PROBLEM REQUIREMENTS:
From the listing that follows, output everything exactly except the pictures.

Figure dataset records:
* * * * * * * * *
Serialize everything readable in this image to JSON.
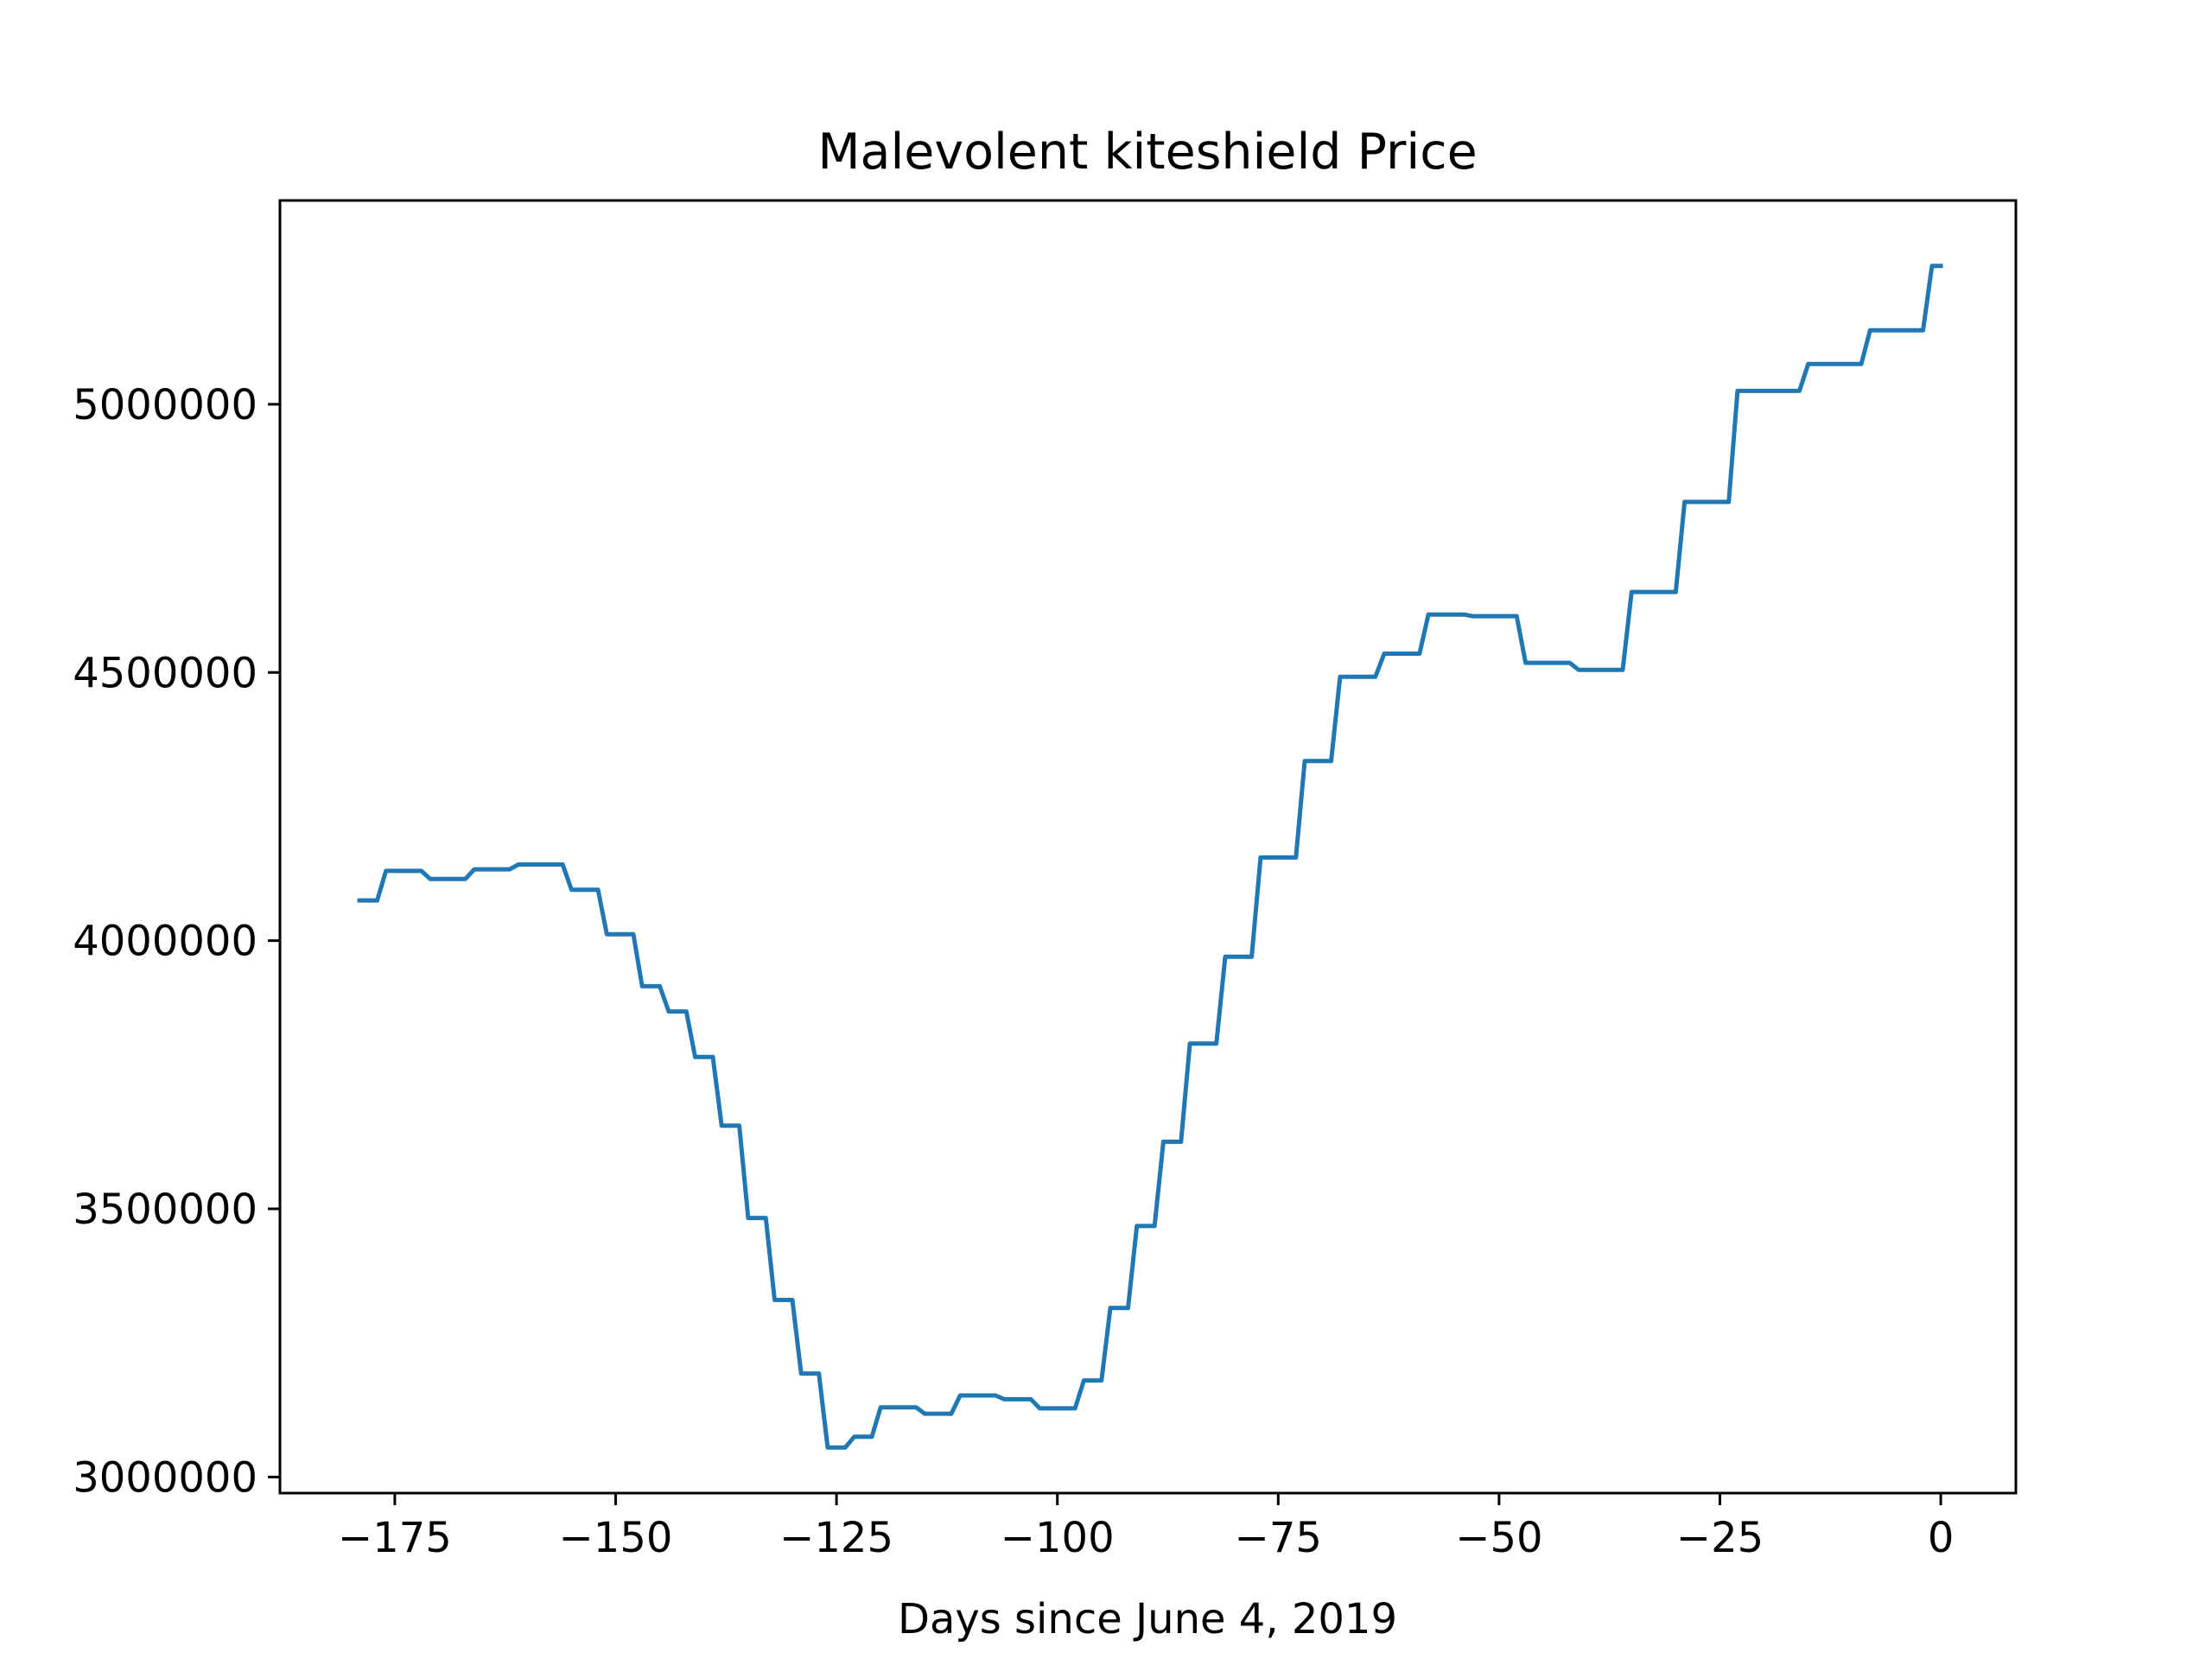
{
  "chart_data": {
    "type": "line",
    "title": "Malevolent kiteshield Price",
    "xlabel": "Days since June 4, 2019",
    "ylabel": "",
    "xlim": [
      -188,
      8.5
    ],
    "ylim": [
      2970000,
      5380000
    ],
    "xticks": [
      -175,
      -150,
      -125,
      -100,
      -75,
      -50,
      -25,
      0
    ],
    "xtick_labels": [
      "−175",
      "−150",
      "−125",
      "−100",
      "−75",
      "−50",
      "−25",
      "0"
    ],
    "yticks": [
      3000000,
      3500000,
      4000000,
      4500000,
      5000000
    ],
    "ytick_labels": [
      "3000000",
      "3500000",
      "4000000",
      "4500000",
      "5000000"
    ],
    "grid": false,
    "legend": "none",
    "series": [
      {
        "color": "#1f77b4",
        "x": [
          -179,
          -177,
          -176,
          -172,
          -171,
          -167,
          -166,
          -162,
          -161,
          -156,
          -155,
          -152,
          -151,
          -148,
          -147,
          -145,
          -144,
          -142,
          -141,
          -139,
          -138,
          -136,
          -135,
          -133,
          -132,
          -130,
          -129,
          -127,
          -126,
          -124,
          -123,
          -121,
          -120,
          -116,
          -115,
          -112,
          -111,
          -107,
          -106,
          -103,
          -102,
          -98,
          -97,
          -95,
          -94,
          -92,
          -91,
          -89,
          -88,
          -86,
          -85,
          -82,
          -81,
          -78,
          -77,
          -73,
          -72,
          -69,
          -68,
          -64,
          -63,
          -59,
          -58,
          -54,
          -53,
          -48,
          -47,
          -42,
          -41,
          -36,
          -35,
          -30,
          -29,
          -24,
          -23,
          -16,
          -15,
          -9,
          -8,
          -2,
          -1,
          0
        ],
        "y": [
          4075000,
          4075000,
          4130000,
          4130000,
          4115000,
          4115000,
          4133000,
          4133000,
          4142000,
          4142000,
          4095000,
          4095000,
          4012000,
          4012000,
          3915000,
          3915000,
          3868000,
          3868000,
          3783000,
          3783000,
          3655000,
          3655000,
          3483000,
          3483000,
          3330000,
          3330000,
          3193000,
          3193000,
          3055000,
          3055000,
          3075000,
          3075000,
          3130000,
          3130000,
          3118000,
          3118000,
          3152000,
          3152000,
          3145000,
          3145000,
          3128000,
          3128000,
          3180000,
          3180000,
          3315000,
          3315000,
          3468000,
          3468000,
          3625000,
          3625000,
          3808000,
          3808000,
          3970000,
          3970000,
          4155000,
          4155000,
          4335000,
          4335000,
          4492000,
          4492000,
          4535000,
          4535000,
          4608000,
          4608000,
          4605000,
          4605000,
          4518000,
          4518000,
          4505000,
          4505000,
          4650000,
          4650000,
          4818000,
          4818000,
          5025000,
          5025000,
          5075000,
          5075000,
          5138000,
          5138000,
          5258000,
          5258000
        ]
      }
    ]
  }
}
* * * * * * * * *
CORRECT OUTPUT:
Serialize everything readable in this image to JSON.
{
  "chart_data": {
    "type": "line",
    "title": "Malevolent kiteshield Price",
    "xlabel": "Days since June 4, 2019",
    "ylabel": "",
    "xlim": [
      -188,
      8.5
    ],
    "ylim": [
      2970000,
      5380000
    ],
    "xticks": [
      -175,
      -150,
      -125,
      -100,
      -75,
      -50,
      -25,
      0
    ],
    "xtick_labels": [
      "−175",
      "−150",
      "−125",
      "−100",
      "−75",
      "−50",
      "−25",
      "0"
    ],
    "yticks": [
      3000000,
      3500000,
      4000000,
      4500000,
      5000000
    ],
    "ytick_labels": [
      "3000000",
      "3500000",
      "4000000",
      "4500000",
      "5000000"
    ],
    "grid": false,
    "legend": "none",
    "series": [
      {
        "color": "#1f77b4",
        "x": [
          -179,
          -177,
          -176,
          -172,
          -171,
          -167,
          -166,
          -162,
          -161,
          -156,
          -155,
          -152,
          -151,
          -148,
          -147,
          -145,
          -144,
          -142,
          -141,
          -139,
          -138,
          -136,
          -135,
          -133,
          -132,
          -130,
          -129,
          -127,
          -126,
          -124,
          -123,
          -121,
          -120,
          -116,
          -115,
          -112,
          -111,
          -107,
          -106,
          -103,
          -102,
          -98,
          -97,
          -95,
          -94,
          -92,
          -91,
          -89,
          -88,
          -86,
          -85,
          -82,
          -81,
          -78,
          -77,
          -73,
          -72,
          -69,
          -68,
          -64,
          -63,
          -59,
          -58,
          -54,
          -53,
          -48,
          -47,
          -42,
          -41,
          -36,
          -35,
          -30,
          -29,
          -24,
          -23,
          -16,
          -15,
          -9,
          -8,
          -2,
          -1,
          0
        ],
        "y": [
          4075000,
          4075000,
          4130000,
          4130000,
          4115000,
          4115000,
          4133000,
          4133000,
          4142000,
          4142000,
          4095000,
          4095000,
          4012000,
          4012000,
          3915000,
          3915000,
          3868000,
          3868000,
          3783000,
          3783000,
          3655000,
          3655000,
          3483000,
          3483000,
          3330000,
          3330000,
          3193000,
          3193000,
          3055000,
          3055000,
          3075000,
          3075000,
          3130000,
          3130000,
          3118000,
          3118000,
          3152000,
          3152000,
          3145000,
          3145000,
          3128000,
          3128000,
          3180000,
          3180000,
          3315000,
          3315000,
          3468000,
          3468000,
          3625000,
          3625000,
          3808000,
          3808000,
          3970000,
          3970000,
          4155000,
          4155000,
          4335000,
          4335000,
          4492000,
          4492000,
          4535000,
          4535000,
          4608000,
          4608000,
          4605000,
          4605000,
          4518000,
          4518000,
          4505000,
          4505000,
          4650000,
          4650000,
          4818000,
          4818000,
          5025000,
          5025000,
          5075000,
          5075000,
          5138000,
          5138000,
          5258000,
          5258000
        ]
      }
    ]
  }
}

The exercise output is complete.